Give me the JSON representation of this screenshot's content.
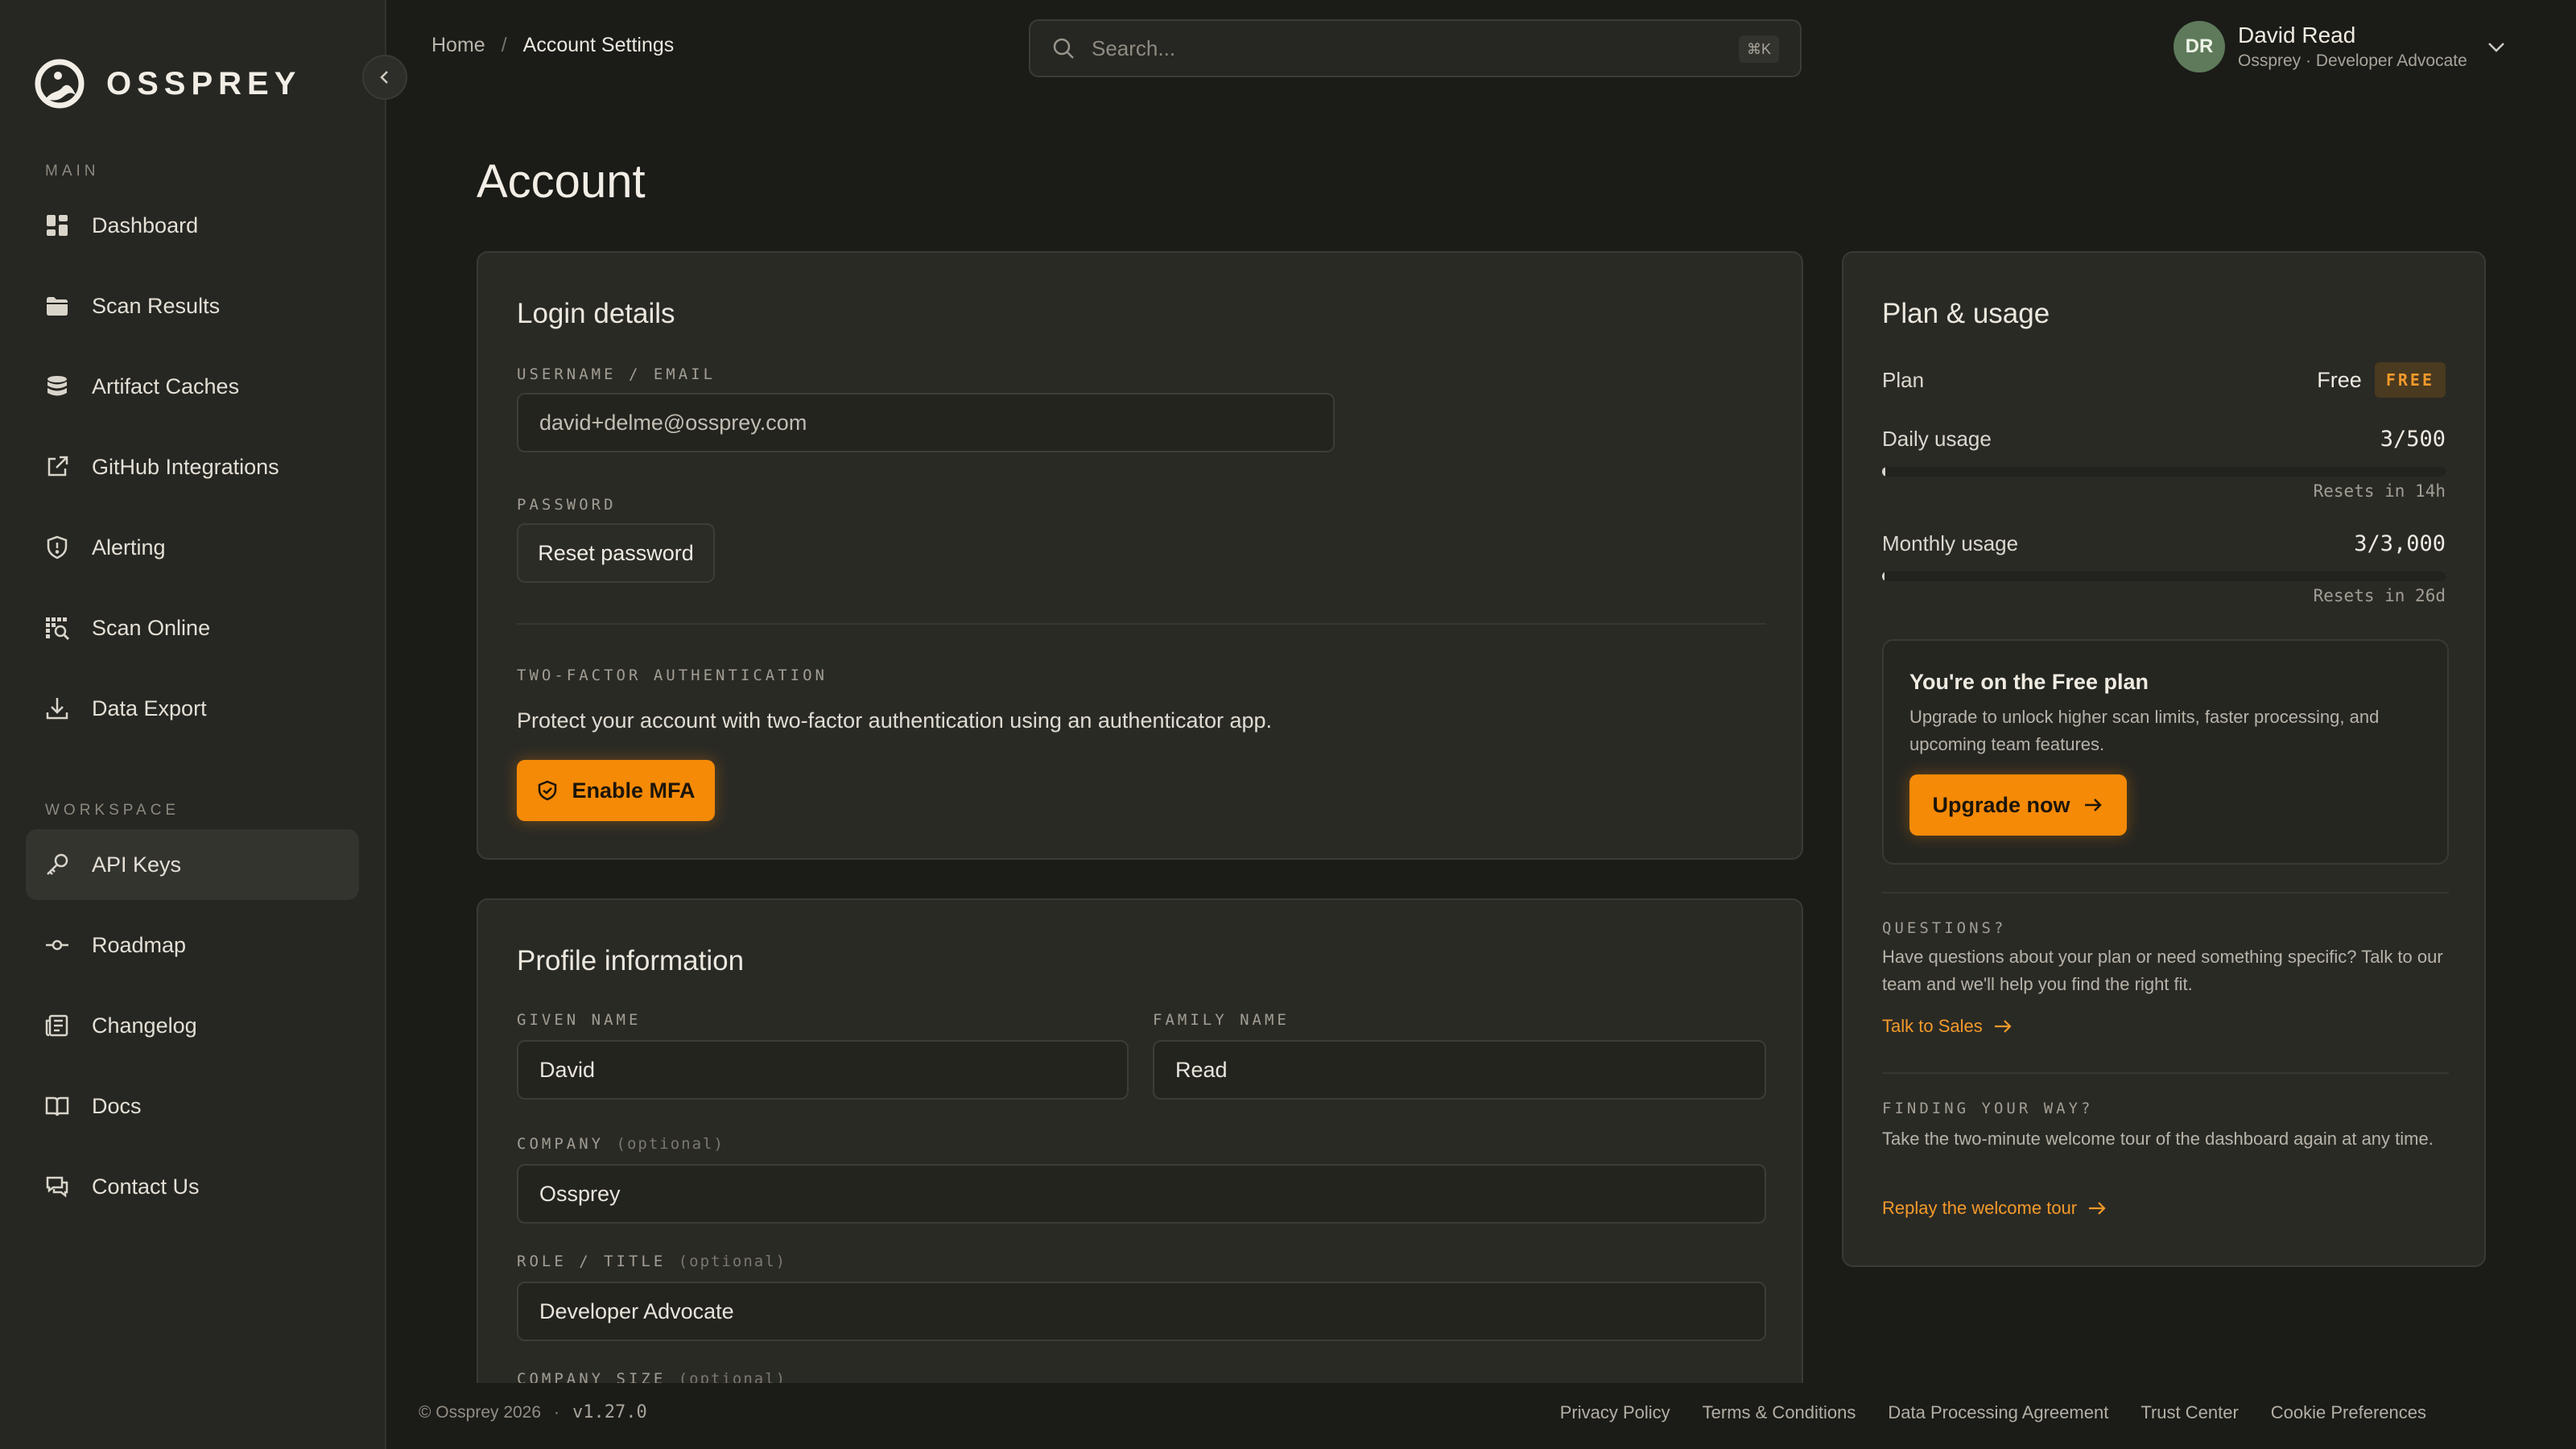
{
  "brand": {
    "name": "OSSPREY"
  },
  "sidebar": {
    "sections": [
      {
        "label": "MAIN",
        "items": [
          {
            "label": "Dashboard",
            "icon": "dashboard-icon"
          },
          {
            "label": "Scan Results",
            "icon": "folder-icon"
          },
          {
            "label": "Artifact Caches",
            "icon": "database-icon"
          },
          {
            "label": "GitHub Integrations",
            "icon": "external-link-icon"
          },
          {
            "label": "Alerting",
            "icon": "shield-alert-icon"
          },
          {
            "label": "Scan Online",
            "icon": "scan-icon"
          },
          {
            "label": "Data Export",
            "icon": "download-icon"
          }
        ]
      },
      {
        "label": "WORKSPACE",
        "items": [
          {
            "label": "API Keys",
            "icon": "key-icon",
            "active": true
          },
          {
            "label": "Roadmap",
            "icon": "commit-icon"
          },
          {
            "label": "Changelog",
            "icon": "newspaper-icon"
          },
          {
            "label": "Docs",
            "icon": "book-icon"
          },
          {
            "label": "Contact Us",
            "icon": "chat-icon"
          }
        ]
      }
    ]
  },
  "breadcrumb": {
    "home": "Home",
    "separator": "/",
    "current": "Account Settings"
  },
  "search": {
    "placeholder": "Search...",
    "shortcut": "⌘K"
  },
  "user": {
    "initials": "DR",
    "name": "David Read",
    "subtitle": "Ossprey · Developer Advocate"
  },
  "page": {
    "title": "Account"
  },
  "login": {
    "title": "Login details",
    "username_label": "USERNAME / EMAIL",
    "username_value": "david+delme@ossprey.com",
    "password_label": "PASSWORD",
    "reset_button": "Reset password",
    "mfa_label": "TWO-FACTOR AUTHENTICATION",
    "mfa_text": "Protect your account with two-factor authentication using an authenticator app.",
    "mfa_button": "Enable MFA"
  },
  "profile": {
    "title": "Profile information",
    "given_label": "GIVEN NAME",
    "given_value": "David",
    "family_label": "FAMILY NAME",
    "family_value": "Read",
    "company_label": "COMPANY",
    "company_opt": "(optional)",
    "company_value": "Ossprey",
    "role_label": "ROLE / TITLE",
    "role_opt": "(optional)",
    "role_value": "Developer Advocate",
    "size_label": "COMPANY SIZE",
    "size_opt": "(optional)"
  },
  "plan": {
    "title": "Plan & usage",
    "plan_label": "Plan",
    "plan_value": "Free",
    "plan_badge": "FREE",
    "daily_label": "Daily usage",
    "daily_value": "3/500",
    "daily_fraction": 0.006,
    "daily_reset": "Resets in 14h",
    "monthly_label": "Monthly usage",
    "monthly_value": "3/3,000",
    "monthly_fraction": 0.001,
    "monthly_reset": "Resets in 26d",
    "upgrade_title": "You're on the Free plan",
    "upgrade_desc": "Upgrade to unlock higher scan limits, faster processing, and upcoming team features.",
    "upgrade_button": "Upgrade now",
    "questions_label": "QUESTIONS?",
    "questions_text": "Have questions about your plan or need something specific? Talk to our team and we'll help you find the right fit.",
    "questions_link": "Talk to Sales",
    "tour_label": "FINDING YOUR WAY?",
    "tour_text": "Take the two-minute welcome tour of the dashboard again at any time.",
    "tour_link": "Replay the welcome tour"
  },
  "footer": {
    "copyright": "© Ossprey 2026",
    "dot": "·",
    "version": "v1.27.0",
    "links": [
      "Privacy Policy",
      "Terms & Conditions",
      "Data Processing Agreement",
      "Trust Center",
      "Cookie Preferences"
    ]
  },
  "colors": {
    "accent": "#f58a07",
    "background": "#1b1b18",
    "sidebar": "#262622",
    "card": "#2a2a25",
    "avatar": "#5e7a5a"
  }
}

### [Exercise]
Quote every record above exactly, leaving out any pictures.

### [Finished task]
Give me the JSON representation of this screenshot's content.
{
  "brand": {
    "name": "OSSPREY"
  },
  "sidebar": {
    "sections": [
      {
        "label": "MAIN",
        "items": [
          {
            "label": "Dashboard",
            "icon": "dashboard-icon"
          },
          {
            "label": "Scan Results",
            "icon": "folder-icon"
          },
          {
            "label": "Artifact Caches",
            "icon": "database-icon"
          },
          {
            "label": "GitHub Integrations",
            "icon": "external-link-icon"
          },
          {
            "label": "Alerting",
            "icon": "shield-alert-icon"
          },
          {
            "label": "Scan Online",
            "icon": "scan-icon"
          },
          {
            "label": "Data Export",
            "icon": "download-icon"
          }
        ]
      },
      {
        "label": "WORKSPACE",
        "items": [
          {
            "label": "API Keys",
            "icon": "key-icon",
            "active": true
          },
          {
            "label": "Roadmap",
            "icon": "commit-icon"
          },
          {
            "label": "Changelog",
            "icon": "newspaper-icon"
          },
          {
            "label": "Docs",
            "icon": "book-icon"
          },
          {
            "label": "Contact Us",
            "icon": "chat-icon"
          }
        ]
      }
    ]
  },
  "breadcrumb": {
    "home": "Home",
    "separator": "/",
    "current": "Account Settings"
  },
  "search": {
    "placeholder": "Search...",
    "shortcut": "⌘K"
  },
  "user": {
    "initials": "DR",
    "name": "David Read",
    "subtitle": "Ossprey · Developer Advocate"
  },
  "page": {
    "title": "Account"
  },
  "login": {
    "title": "Login details",
    "username_label": "USERNAME / EMAIL",
    "username_value": "david+delme@ossprey.com",
    "password_label": "PASSWORD",
    "reset_button": "Reset password",
    "mfa_label": "TWO-FACTOR AUTHENTICATION",
    "mfa_text": "Protect your account with two-factor authentication using an authenticator app.",
    "mfa_button": "Enable MFA"
  },
  "profile": {
    "title": "Profile information",
    "given_label": "GIVEN NAME",
    "given_value": "David",
    "family_label": "FAMILY NAME",
    "family_value": "Read",
    "company_label": "COMPANY",
    "company_opt": "(optional)",
    "company_value": "Ossprey",
    "role_label": "ROLE / TITLE",
    "role_opt": "(optional)",
    "role_value": "Developer Advocate",
    "size_label": "COMPANY SIZE",
    "size_opt": "(optional)"
  },
  "plan": {
    "title": "Plan & usage",
    "plan_label": "Plan",
    "plan_value": "Free",
    "plan_badge": "FREE",
    "daily_label": "Daily usage",
    "daily_value": "3/500",
    "daily_fraction": 0.006,
    "daily_reset": "Resets in 14h",
    "monthly_label": "Monthly usage",
    "monthly_value": "3/3,000",
    "monthly_fraction": 0.001,
    "monthly_reset": "Resets in 26d",
    "upgrade_title": "You're on the Free plan",
    "upgrade_desc": "Upgrade to unlock higher scan limits, faster processing, and upcoming team features.",
    "upgrade_button": "Upgrade now",
    "questions_label": "QUESTIONS?",
    "questions_text": "Have questions about your plan or need something specific? Talk to our team and we'll help you find the right fit.",
    "questions_link": "Talk to Sales",
    "tour_label": "FINDING YOUR WAY?",
    "tour_text": "Take the two-minute welcome tour of the dashboard again at any time.",
    "tour_link": "Replay the welcome tour"
  },
  "footer": {
    "copyright": "© Ossprey 2026",
    "dot": "·",
    "version": "v1.27.0",
    "links": [
      "Privacy Policy",
      "Terms & Conditions",
      "Data Processing Agreement",
      "Trust Center",
      "Cookie Preferences"
    ]
  },
  "colors": {
    "accent": "#f58a07",
    "background": "#1b1b18",
    "sidebar": "#262622",
    "card": "#2a2a25",
    "avatar": "#5e7a5a"
  }
}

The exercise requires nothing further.